=== Dataset content ===

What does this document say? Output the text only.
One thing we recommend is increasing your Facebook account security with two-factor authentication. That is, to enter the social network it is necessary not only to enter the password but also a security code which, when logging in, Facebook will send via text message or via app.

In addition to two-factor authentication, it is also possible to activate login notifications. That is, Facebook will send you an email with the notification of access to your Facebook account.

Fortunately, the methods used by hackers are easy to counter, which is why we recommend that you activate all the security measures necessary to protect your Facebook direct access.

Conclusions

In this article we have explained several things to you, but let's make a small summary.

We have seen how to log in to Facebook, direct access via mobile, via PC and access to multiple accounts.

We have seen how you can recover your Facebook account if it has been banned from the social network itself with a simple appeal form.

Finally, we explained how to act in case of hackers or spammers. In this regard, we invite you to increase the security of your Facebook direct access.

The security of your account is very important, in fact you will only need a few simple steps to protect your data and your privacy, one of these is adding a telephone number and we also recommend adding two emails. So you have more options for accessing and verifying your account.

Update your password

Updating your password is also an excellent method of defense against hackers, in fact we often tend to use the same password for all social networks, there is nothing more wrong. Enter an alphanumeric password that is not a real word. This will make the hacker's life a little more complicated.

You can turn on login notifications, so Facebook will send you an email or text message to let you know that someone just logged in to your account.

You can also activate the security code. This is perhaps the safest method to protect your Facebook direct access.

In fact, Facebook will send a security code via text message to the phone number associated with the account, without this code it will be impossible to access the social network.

===

## What the task requires
Scan the data above and copy every line with "number" in it.

## Solved problem
The security of your account is very important, in fact you will only need a few simple steps to protect your data and your privacy, one of these is adding a telephone number and we also recommend adding two emails. So you have more options for accessing and verifying your account.
In fact, Facebook will send a security code via text message to the phone number associated with the account, without this code it will be impossible to access the social network.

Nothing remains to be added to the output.